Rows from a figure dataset
────────────────────

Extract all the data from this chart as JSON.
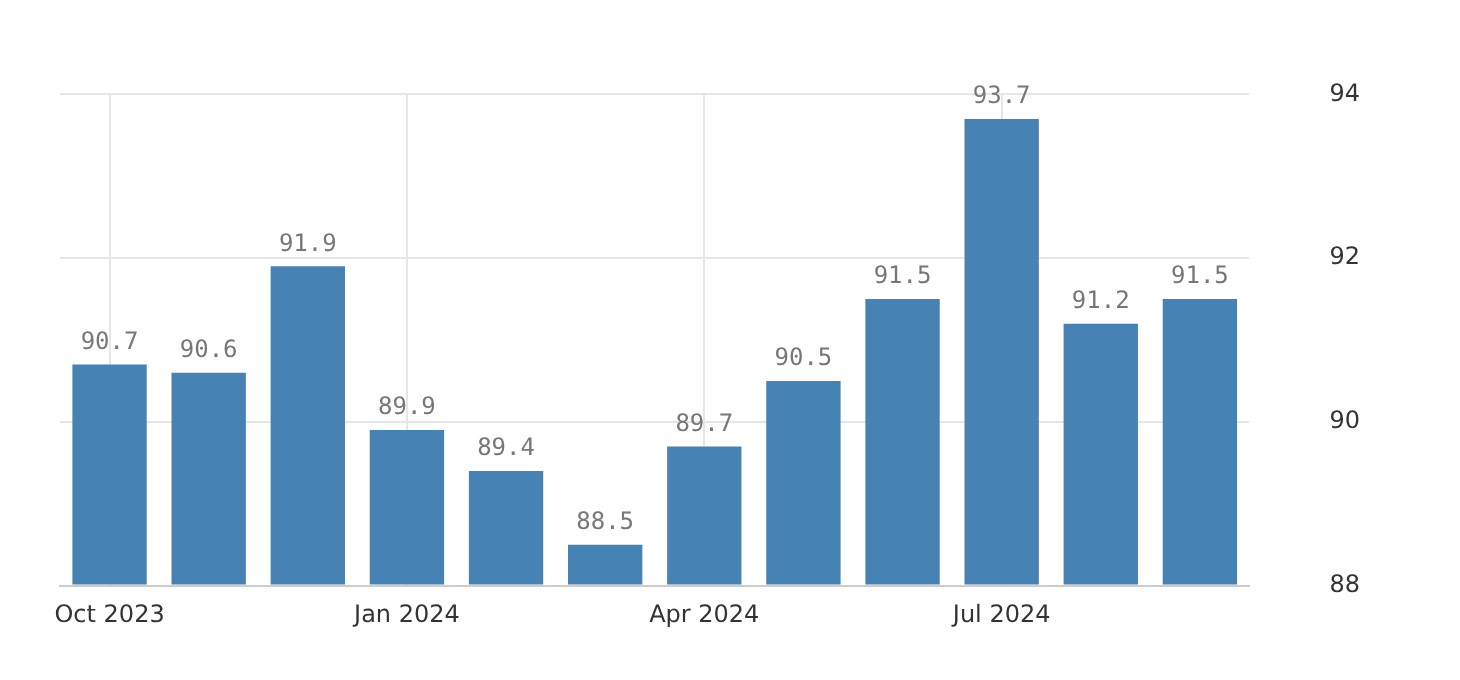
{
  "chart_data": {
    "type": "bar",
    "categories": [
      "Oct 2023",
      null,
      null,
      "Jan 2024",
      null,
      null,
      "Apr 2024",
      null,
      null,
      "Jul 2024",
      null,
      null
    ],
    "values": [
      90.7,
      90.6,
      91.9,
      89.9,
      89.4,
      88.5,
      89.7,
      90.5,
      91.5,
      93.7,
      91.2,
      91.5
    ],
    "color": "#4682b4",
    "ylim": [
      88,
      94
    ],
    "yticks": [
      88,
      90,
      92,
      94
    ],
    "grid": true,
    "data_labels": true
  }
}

────────────────────

■ Written task ■
All the records need to be repeated exactly, with the images dropped.

■ The reply ■
Extract all the data from this chart as JSON.
{
  "chart_data": {
    "type": "bar",
    "categories": [
      "Oct 2023",
      null,
      null,
      "Jan 2024",
      null,
      null,
      "Apr 2024",
      null,
      null,
      "Jul 2024",
      null,
      null
    ],
    "values": [
      90.7,
      90.6,
      91.9,
      89.9,
      89.4,
      88.5,
      89.7,
      90.5,
      91.5,
      93.7,
      91.2,
      91.5
    ],
    "color": "#4682b4",
    "ylim": [
      88,
      94
    ],
    "yticks": [
      88,
      90,
      92,
      94
    ],
    "grid": true,
    "data_labels": true
  }
}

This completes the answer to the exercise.